Dataset entries:
- - - -
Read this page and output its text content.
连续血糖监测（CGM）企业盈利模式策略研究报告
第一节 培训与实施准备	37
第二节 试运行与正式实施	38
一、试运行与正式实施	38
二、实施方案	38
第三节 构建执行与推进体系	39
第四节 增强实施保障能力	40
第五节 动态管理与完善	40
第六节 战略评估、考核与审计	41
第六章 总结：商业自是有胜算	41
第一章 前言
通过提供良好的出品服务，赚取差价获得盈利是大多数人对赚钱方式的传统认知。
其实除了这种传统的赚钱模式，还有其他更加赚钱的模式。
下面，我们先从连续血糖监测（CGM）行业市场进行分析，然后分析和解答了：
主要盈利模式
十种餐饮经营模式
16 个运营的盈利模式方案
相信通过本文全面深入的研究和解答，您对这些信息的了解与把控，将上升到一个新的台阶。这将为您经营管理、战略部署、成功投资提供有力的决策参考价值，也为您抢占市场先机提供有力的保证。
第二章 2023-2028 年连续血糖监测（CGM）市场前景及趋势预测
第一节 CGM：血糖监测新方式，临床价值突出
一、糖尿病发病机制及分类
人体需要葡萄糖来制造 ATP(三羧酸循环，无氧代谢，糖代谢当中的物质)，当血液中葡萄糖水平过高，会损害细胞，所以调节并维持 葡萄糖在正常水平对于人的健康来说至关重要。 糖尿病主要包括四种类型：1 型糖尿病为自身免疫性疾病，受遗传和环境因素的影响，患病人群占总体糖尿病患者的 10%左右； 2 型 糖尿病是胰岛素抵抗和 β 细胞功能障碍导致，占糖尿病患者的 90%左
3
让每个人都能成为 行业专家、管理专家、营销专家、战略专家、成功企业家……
- - - -
- DO THIS: Print the whole listing again, exactly.

- SOLUTION TO THIS EXERCISE:
Read this page and output its text content.
连续血糖监测（CGM）企业盈利模式策略研究报告
第一节 培训与实施准备	37
第二节 试运行与正式实施	38
一、试运行与正式实施	38
二、实施方案	38
第三节 构建执行与推进体系	39
第四节 增强实施保障能力	40
第五节 动态管理与完善	40
第六节 战略评估、考核与审计	41
第六章 总结：商业自是有胜算	41
第一章 前言
通过提供良好的出品服务，赚取差价获得盈利是大多数人对赚钱方式的传统认知。
其实除了这种传统的赚钱模式，还有其他更加赚钱的模式。
下面，我们先从连续血糖监测（CGM）行业市场进行分析，然后分析和解答了：
主要盈利模式
十种餐饮经营模式
16 个运营的盈利模式方案
相信通过本文全面深入的研究和解答，您对这些信息的了解与把控，将上升到一个新的台阶。这将为您经营管理、战略部署、成功投资提供有力的决策参考价值，也为您抢占市场先机提供有力的保证。
第二章 2023-2028 年连续血糖监测（CGM）市场前景及趋势预测
第一节 CGM：血糖监测新方式，临床价值突出
一、糖尿病发病机制及分类
人体需要葡萄糖来制造 ATP(三羧酸循环，无氧代谢，糖代谢当中的物质)，当血液中葡萄糖水平过高，会损害细胞，所以调节并维持 葡萄糖在正常水平对于人的健康来说至关重要。 糖尿病主要包括四种类型：1 型糖尿病为自身免疫性疾病，受遗传和环境因素的影响，患病人群占总体糖尿病患者的 10%左右； 2 型 糖尿病是胰岛素抵抗和 β 细胞功能障碍导致，占糖尿病患者的 90%左
3
让每个人都能成为 行业专家、管理专家、营销专家、战略专家、成功企业家……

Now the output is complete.